"""

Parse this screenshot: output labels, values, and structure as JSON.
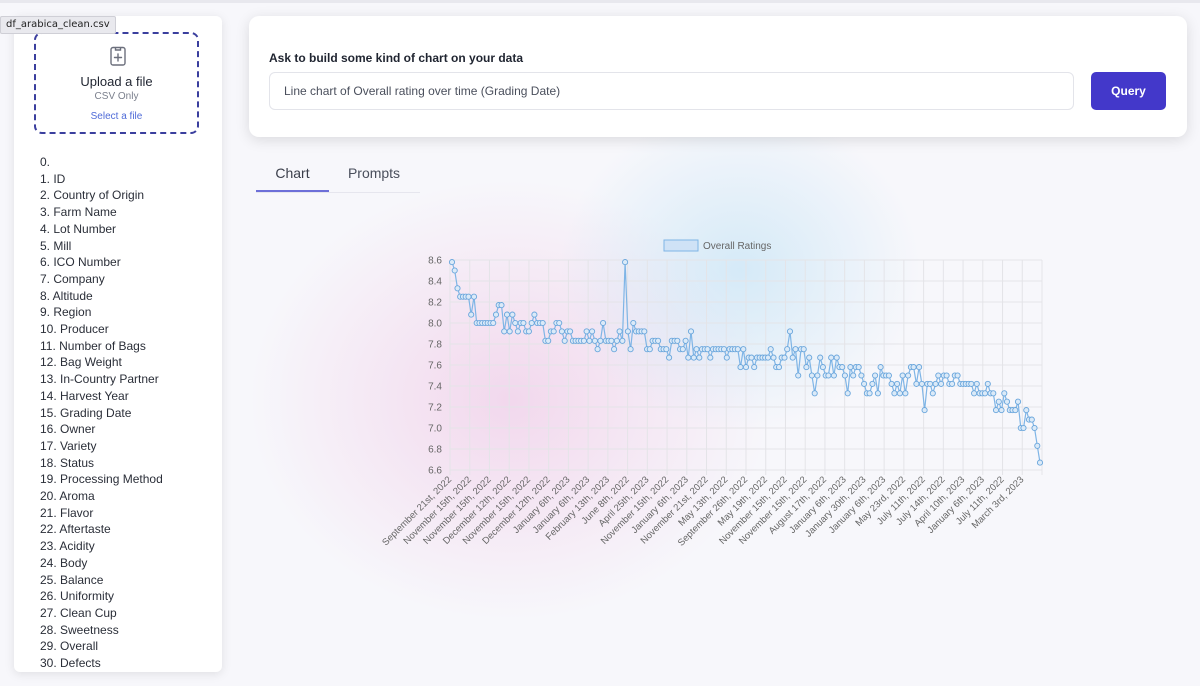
{
  "file_tab": "df_arabica_clean.csv",
  "upload": {
    "title": "Upload a file",
    "subtitle": "CSV Only",
    "link": "Select a file"
  },
  "columns": [
    "0.",
    "1. ID",
    "2. Country of Origin",
    "3. Farm Name",
    "4. Lot Number",
    "5. Mill",
    "6. ICO Number",
    "7. Company",
    "8. Altitude",
    "9. Region",
    "10. Producer",
    "11. Number of Bags",
    "12. Bag Weight",
    "13. In-Country Partner",
    "14. Harvest Year",
    "15. Grading Date",
    "16. Owner",
    "17. Variety",
    "18. Status",
    "19. Processing Method",
    "20. Aroma",
    "21. Flavor",
    "22. Aftertaste",
    "23. Acidity",
    "24. Body",
    "25. Balance",
    "26. Uniformity",
    "27. Clean Cup",
    "28. Sweetness",
    "29. Overall",
    "30. Defects"
  ],
  "query": {
    "label": "Ask to build some kind of chart on your data",
    "value": "Line chart of Overall rating over time (Grading Date)",
    "button": "Query"
  },
  "tabs": [
    {
      "label": "Chart",
      "active": true
    },
    {
      "label": "Prompts",
      "active": false
    }
  ],
  "chart_data": {
    "type": "line",
    "legend": "Overall Ratings",
    "legend_position": "top",
    "grid": true,
    "ylim": [
      6.6,
      8.6
    ],
    "yticks": [
      "8.6",
      "8.4",
      "8.2",
      "8.0",
      "7.8",
      "7.6",
      "7.4",
      "7.2",
      "7.0",
      "6.8",
      "6.6"
    ],
    "colors": {
      "line": "#7fb5e6",
      "fill": "#cfe2f6"
    },
    "xtick_labels": [
      "September 21st, 2022",
      "November 15th, 2022",
      "November 15th, 2022",
      "December 12th, 2022",
      "November 15th, 2022",
      "December 12th, 2022",
      "January 6th, 2023",
      "January 6th, 2023",
      "February 13th, 2023",
      "June 8th, 2022",
      "April 25th, 2023",
      "November 15th, 2022",
      "January 6th, 2023",
      "November 21st, 2022",
      "May 13th, 2022",
      "September 26th, 2022",
      "May 19th, 2022",
      "November 15th, 2022",
      "November 15th, 2022",
      "August 17th, 2022",
      "January 6th, 2023",
      "January 30th, 2023",
      "January 6th, 2023",
      "May 23rd, 2022",
      "July 11th, 2022",
      "July 14th, 2022",
      "April 10th, 2023",
      "January 6th, 2023",
      "July 11th, 2022",
      "March 3rd, 2023"
    ],
    "values": [
      8.58,
      8.5,
      8.33,
      8.25,
      8.25,
      8.25,
      8.25,
      8.08,
      8.25,
      8.0,
      8.0,
      8.0,
      8.0,
      8.0,
      8.0,
      8.0,
      8.08,
      8.17,
      8.17,
      7.92,
      8.08,
      7.92,
      8.08,
      8.0,
      7.92,
      8.0,
      8.0,
      7.92,
      7.92,
      8.0,
      8.08,
      8.0,
      8.0,
      8.0,
      7.83,
      7.83,
      7.92,
      7.92,
      8.0,
      8.0,
      7.92,
      7.83,
      7.92,
      7.92,
      7.83,
      7.83,
      7.83,
      7.83,
      7.83,
      7.92,
      7.83,
      7.92,
      7.83,
      7.75,
      7.83,
      8.0,
      7.83,
      7.83,
      7.83,
      7.75,
      7.83,
      7.92,
      7.83,
      8.58,
      7.92,
      7.75,
      8.0,
      7.92,
      7.92,
      7.92,
      7.92,
      7.75,
      7.75,
      7.83,
      7.83,
      7.83,
      7.75,
      7.75,
      7.75,
      7.67,
      7.83,
      7.83,
      7.83,
      7.75,
      7.75,
      7.83,
      7.67,
      7.92,
      7.67,
      7.75,
      7.67,
      7.75,
      7.75,
      7.75,
      7.67,
      7.75,
      7.75,
      7.75,
      7.75,
      7.75,
      7.67,
      7.75,
      7.75,
      7.75,
      7.75,
      7.58,
      7.75,
      7.58,
      7.67,
      7.67,
      7.58,
      7.67,
      7.67,
      7.67,
      7.67,
      7.67,
      7.75,
      7.67,
      7.58,
      7.58,
      7.67,
      7.67,
      7.75,
      7.92,
      7.67,
      7.75,
      7.5,
      7.75,
      7.75,
      7.58,
      7.67,
      7.5,
      7.33,
      7.5,
      7.67,
      7.58,
      7.5,
      7.5,
      7.67,
      7.5,
      7.67,
      7.58,
      7.58,
      7.5,
      7.33,
      7.58,
      7.5,
      7.58,
      7.58,
      7.5,
      7.42,
      7.33,
      7.33,
      7.42,
      7.5,
      7.33,
      7.58,
      7.5,
      7.5,
      7.5,
      7.42,
      7.33,
      7.42,
      7.33,
      7.5,
      7.33,
      7.5,
      7.58,
      7.58,
      7.42,
      7.58,
      7.42,
      7.17,
      7.42,
      7.42,
      7.33,
      7.42,
      7.5,
      7.42,
      7.5,
      7.5,
      7.42,
      7.42,
      7.5,
      7.5,
      7.42,
      7.42,
      7.42,
      7.42,
      7.42,
      7.33,
      7.42,
      7.33,
      7.33,
      7.33,
      7.42,
      7.33,
      7.33,
      7.17,
      7.25,
      7.17,
      7.33,
      7.25,
      7.17,
      7.17,
      7.17,
      7.25,
      7.0,
      7.0,
      7.17,
      7.08,
      7.08,
      7.0,
      6.83,
      6.67
    ]
  }
}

"""

* _Exercise instructions_
Look over the material above and show each line where "Country" appears.

* _Exercise output_
    "2. Country of Origin",
    "13. In-Country Partner",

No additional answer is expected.